EXERCISE OBJECTIVE → The entries below contain pictures. Retype everything except those pictures, exactly as given.

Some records
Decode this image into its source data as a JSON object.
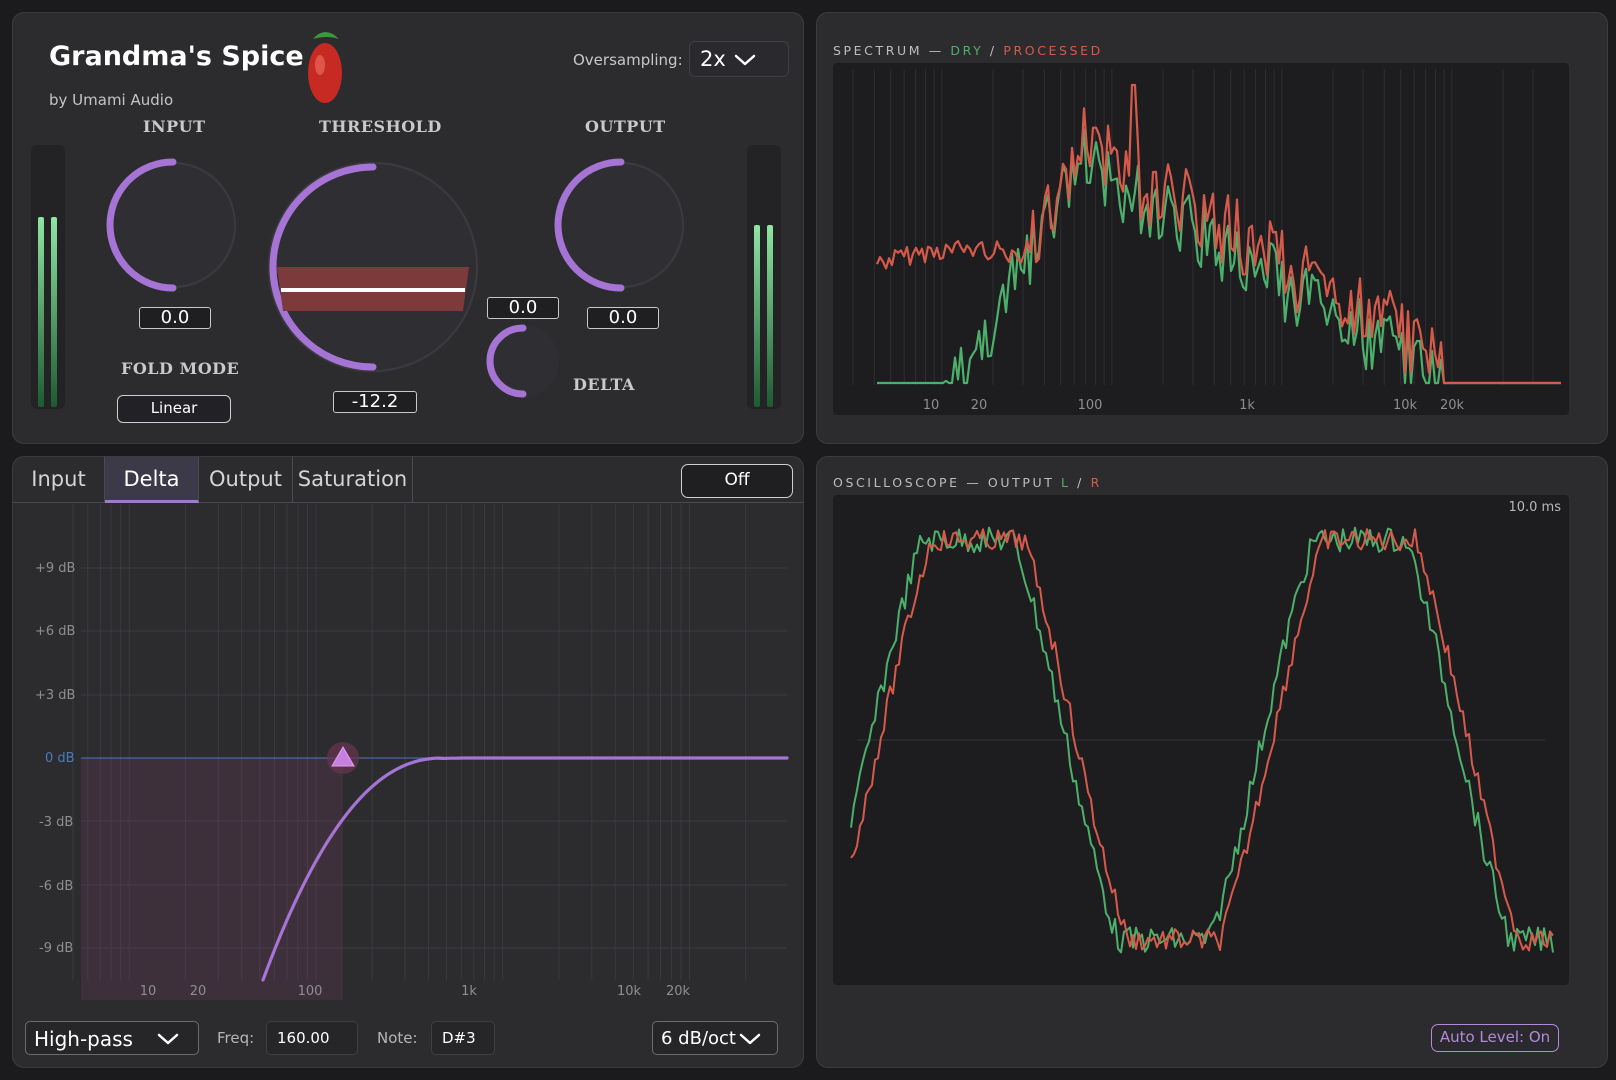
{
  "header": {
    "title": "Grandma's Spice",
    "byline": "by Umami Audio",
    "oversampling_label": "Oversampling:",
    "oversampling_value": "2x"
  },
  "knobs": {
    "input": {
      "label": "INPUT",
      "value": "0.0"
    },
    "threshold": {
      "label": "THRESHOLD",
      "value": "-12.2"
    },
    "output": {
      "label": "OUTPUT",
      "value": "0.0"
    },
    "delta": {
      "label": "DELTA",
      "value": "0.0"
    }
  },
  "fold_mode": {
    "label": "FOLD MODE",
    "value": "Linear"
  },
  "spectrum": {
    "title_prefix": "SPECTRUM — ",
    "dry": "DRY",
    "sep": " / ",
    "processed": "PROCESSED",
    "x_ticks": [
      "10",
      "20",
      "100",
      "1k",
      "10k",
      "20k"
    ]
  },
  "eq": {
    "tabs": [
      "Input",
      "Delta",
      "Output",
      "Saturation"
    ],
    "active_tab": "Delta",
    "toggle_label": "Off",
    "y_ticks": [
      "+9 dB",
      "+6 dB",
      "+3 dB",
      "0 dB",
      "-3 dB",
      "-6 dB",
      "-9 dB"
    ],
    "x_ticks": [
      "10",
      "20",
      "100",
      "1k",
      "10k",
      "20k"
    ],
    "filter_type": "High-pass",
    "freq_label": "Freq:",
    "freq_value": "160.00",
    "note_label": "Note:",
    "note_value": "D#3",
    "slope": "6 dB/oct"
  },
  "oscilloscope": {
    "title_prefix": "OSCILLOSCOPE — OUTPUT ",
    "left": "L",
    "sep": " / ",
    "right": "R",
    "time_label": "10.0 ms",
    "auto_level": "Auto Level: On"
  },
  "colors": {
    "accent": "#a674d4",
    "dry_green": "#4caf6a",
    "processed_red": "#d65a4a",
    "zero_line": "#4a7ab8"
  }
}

TASK ANSWER →
Decode this image into its source data as a JSON object.
{
  "header": {
    "title": "Grandma's Spice",
    "byline": "by Umami Audio",
    "oversampling_label": "Oversampling:",
    "oversampling_value": "2x"
  },
  "knobs": {
    "input": {
      "label": "INPUT",
      "value": "0.0"
    },
    "threshold": {
      "label": "THRESHOLD",
      "value": "-12.2"
    },
    "output": {
      "label": "OUTPUT",
      "value": "0.0"
    },
    "delta": {
      "label": "DELTA",
      "value": "0.0"
    }
  },
  "fold_mode": {
    "label": "FOLD MODE",
    "value": "Linear"
  },
  "spectrum": {
    "title_prefix": "SPECTRUM — ",
    "dry": "DRY",
    "sep": " / ",
    "processed": "PROCESSED",
    "x_ticks": [
      "10",
      "20",
      "100",
      "1k",
      "10k",
      "20k"
    ]
  },
  "eq": {
    "tabs": [
      "Input",
      "Delta",
      "Output",
      "Saturation"
    ],
    "active_tab": "Delta",
    "toggle_label": "Off",
    "y_ticks": [
      "+9 dB",
      "+6 dB",
      "+3 dB",
      "0 dB",
      "-3 dB",
      "-6 dB",
      "-9 dB"
    ],
    "x_ticks": [
      "10",
      "20",
      "100",
      "1k",
      "10k",
      "20k"
    ],
    "filter_type": "High-pass",
    "freq_label": "Freq:",
    "freq_value": "160.00",
    "note_label": "Note:",
    "note_value": "D#3",
    "slope": "6 dB/oct"
  },
  "oscilloscope": {
    "title_prefix": "OSCILLOSCOPE — OUTPUT ",
    "left": "L",
    "sep": " / ",
    "right": "R",
    "time_label": "10.0 ms",
    "auto_level": "Auto Level: On"
  },
  "colors": {
    "accent": "#a674d4",
    "dry_green": "#4caf6a",
    "processed_red": "#d65a4a",
    "zero_line": "#4a7ab8"
  }
}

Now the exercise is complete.